[Extracted records]
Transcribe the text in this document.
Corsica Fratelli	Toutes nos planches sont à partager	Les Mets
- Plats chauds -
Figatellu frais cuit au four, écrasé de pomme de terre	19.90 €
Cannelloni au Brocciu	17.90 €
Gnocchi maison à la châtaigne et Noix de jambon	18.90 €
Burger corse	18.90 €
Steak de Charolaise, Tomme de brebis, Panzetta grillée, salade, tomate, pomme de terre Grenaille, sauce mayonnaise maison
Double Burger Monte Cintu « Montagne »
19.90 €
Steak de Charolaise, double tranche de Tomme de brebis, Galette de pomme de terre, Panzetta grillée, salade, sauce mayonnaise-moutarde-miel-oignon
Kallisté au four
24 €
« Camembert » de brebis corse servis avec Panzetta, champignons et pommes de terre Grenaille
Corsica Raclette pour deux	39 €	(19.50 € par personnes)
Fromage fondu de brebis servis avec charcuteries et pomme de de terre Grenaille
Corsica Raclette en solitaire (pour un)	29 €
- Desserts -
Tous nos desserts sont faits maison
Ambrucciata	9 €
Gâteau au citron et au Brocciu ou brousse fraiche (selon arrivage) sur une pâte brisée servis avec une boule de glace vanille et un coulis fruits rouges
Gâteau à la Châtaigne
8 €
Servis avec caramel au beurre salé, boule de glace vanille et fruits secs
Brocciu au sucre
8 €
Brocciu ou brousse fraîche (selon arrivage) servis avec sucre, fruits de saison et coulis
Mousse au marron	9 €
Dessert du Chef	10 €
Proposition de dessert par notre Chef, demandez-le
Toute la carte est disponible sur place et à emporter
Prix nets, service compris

**YOUR GOAL:**
Find how many lines in the listing hold "mayonnaise", and reply with that number only.

**EXERCISE OUTPUT:**
2